***** RAW RECORDS
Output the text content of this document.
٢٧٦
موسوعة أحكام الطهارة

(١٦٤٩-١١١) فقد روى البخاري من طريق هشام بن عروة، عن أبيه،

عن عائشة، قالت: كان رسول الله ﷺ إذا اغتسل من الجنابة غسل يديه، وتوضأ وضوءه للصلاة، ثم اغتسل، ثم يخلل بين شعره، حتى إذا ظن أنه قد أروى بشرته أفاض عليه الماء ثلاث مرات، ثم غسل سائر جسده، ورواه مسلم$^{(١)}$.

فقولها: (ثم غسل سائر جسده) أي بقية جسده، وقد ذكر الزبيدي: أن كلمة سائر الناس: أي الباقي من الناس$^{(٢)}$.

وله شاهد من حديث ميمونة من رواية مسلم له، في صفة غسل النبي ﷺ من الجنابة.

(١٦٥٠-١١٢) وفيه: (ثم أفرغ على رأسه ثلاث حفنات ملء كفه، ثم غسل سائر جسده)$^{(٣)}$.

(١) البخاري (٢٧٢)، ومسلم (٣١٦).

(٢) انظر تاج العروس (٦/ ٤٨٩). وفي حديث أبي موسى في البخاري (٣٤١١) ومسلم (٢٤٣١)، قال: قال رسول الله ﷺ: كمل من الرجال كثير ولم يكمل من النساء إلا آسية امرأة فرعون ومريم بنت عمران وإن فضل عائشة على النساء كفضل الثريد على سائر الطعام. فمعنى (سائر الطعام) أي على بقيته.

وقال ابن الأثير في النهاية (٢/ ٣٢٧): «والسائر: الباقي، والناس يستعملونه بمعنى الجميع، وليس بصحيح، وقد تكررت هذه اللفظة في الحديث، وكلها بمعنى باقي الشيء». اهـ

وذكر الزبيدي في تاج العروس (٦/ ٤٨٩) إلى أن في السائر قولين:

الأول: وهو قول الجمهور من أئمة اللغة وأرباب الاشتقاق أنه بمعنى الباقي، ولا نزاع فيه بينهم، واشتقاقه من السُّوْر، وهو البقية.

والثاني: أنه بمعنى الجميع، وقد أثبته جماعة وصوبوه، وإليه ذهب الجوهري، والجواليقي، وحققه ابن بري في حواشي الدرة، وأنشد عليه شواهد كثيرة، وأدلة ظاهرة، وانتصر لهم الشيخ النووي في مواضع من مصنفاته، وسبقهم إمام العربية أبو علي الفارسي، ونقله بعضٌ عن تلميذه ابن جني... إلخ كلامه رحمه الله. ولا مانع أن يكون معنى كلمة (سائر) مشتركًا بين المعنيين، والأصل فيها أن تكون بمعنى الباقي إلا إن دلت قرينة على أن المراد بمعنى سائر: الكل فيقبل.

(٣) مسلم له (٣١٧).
**********
» **EXERCISE DETAILS**
Your task is to repeat each line of the material exactly.

» **SOLUTION FOR THIS EXERCISE**
Output the text content of this document.
٢٧٦
موسوعة أحكام الطهارة

(١٦٤٩-١١١) فقد روى البخاري من طريق هشام بن عروة، عن أبيه،

عن عائشة، قالت: كان رسول الله ﷺ إذا اغتسل من الجنابة غسل يديه، وتوضأ وضوءه للصلاة، ثم اغتسل، ثم يخلل بين شعره، حتى إذا ظن أنه قد أروى بشرته أفاض عليه الماء ثلاث مرات، ثم غسل سائر جسده، ورواه مسلم$^{(١)}$.

فقولها: (ثم غسل سائر جسده) أي بقية جسده، وقد ذكر الزبيدي: أن كلمة سائر الناس: أي الباقي من الناس$^{(٢)}$.

وله شاهد من حديث ميمونة من رواية مسلم له، في صفة غسل النبي ﷺ من الجنابة.

(١٦٥٠-١١٢) وفيه: (ثم أفرغ على رأسه ثلاث حفنات ملء كفه، ثم غسل سائر جسده)$^{(٣)}$.

(١) البخاري (٢٧٢)، ومسلم (٣١٦).

(٢) انظر تاج العروس (٦/ ٤٨٩). وفي حديث أبي موسى في البخاري (٣٤١١) ومسلم (٢٤٣١)، قال: قال رسول الله ﷺ: كمل من الرجال كثير ولم يكمل من النساء إلا آسية امرأة فرعون ومريم بنت عمران وإن فضل عائشة على النساء كفضل الثريد على سائر الطعام. فمعنى (سائر الطعام) أي على بقيته.

وقال ابن الأثير في النهاية (٢/ ٣٢٧): «والسائر: الباقي، والناس يستعملونه بمعنى الجميع، وليس بصحيح، وقد تكررت هذه اللفظة في الحديث، وكلها بمعنى باقي الشيء». اهـ

وذكر الزبيدي في تاج العروس (٦/ ٤٨٩) إلى أن في السائر قولين:

الأول: وهو قول الجمهور من أئمة اللغة وأرباب الاشتقاق أنه بمعنى الباقي، ولا نزاع فيه بينهم، واشتقاقه من السُّوْر، وهو البقية.

والثاني: أنه بمعنى الجميع، وقد أثبته جماعة وصوبوه، وإليه ذهب الجوهري، والجواليقي، وحققه ابن بري في حواشي الدرة، وأنشد عليه شواهد كثيرة، وأدلة ظاهرة، وانتصر لهم الشيخ النووي في مواضع من مصنفاته، وسبقهم إمام العربية أبو علي الفارسي، ونقله بعضٌ عن تلميذه ابن جني... إلخ كلامه رحمه الله. ولا مانع أن يكون معنى كلمة (سائر) مشتركًا بين المعنيين، والأصل فيها أن تكون بمعنى الباقي إلا إن دلت قرينة على أن المراد بمعنى سائر: الكل فيقبل.

(٣) مسلم له (٣١٧).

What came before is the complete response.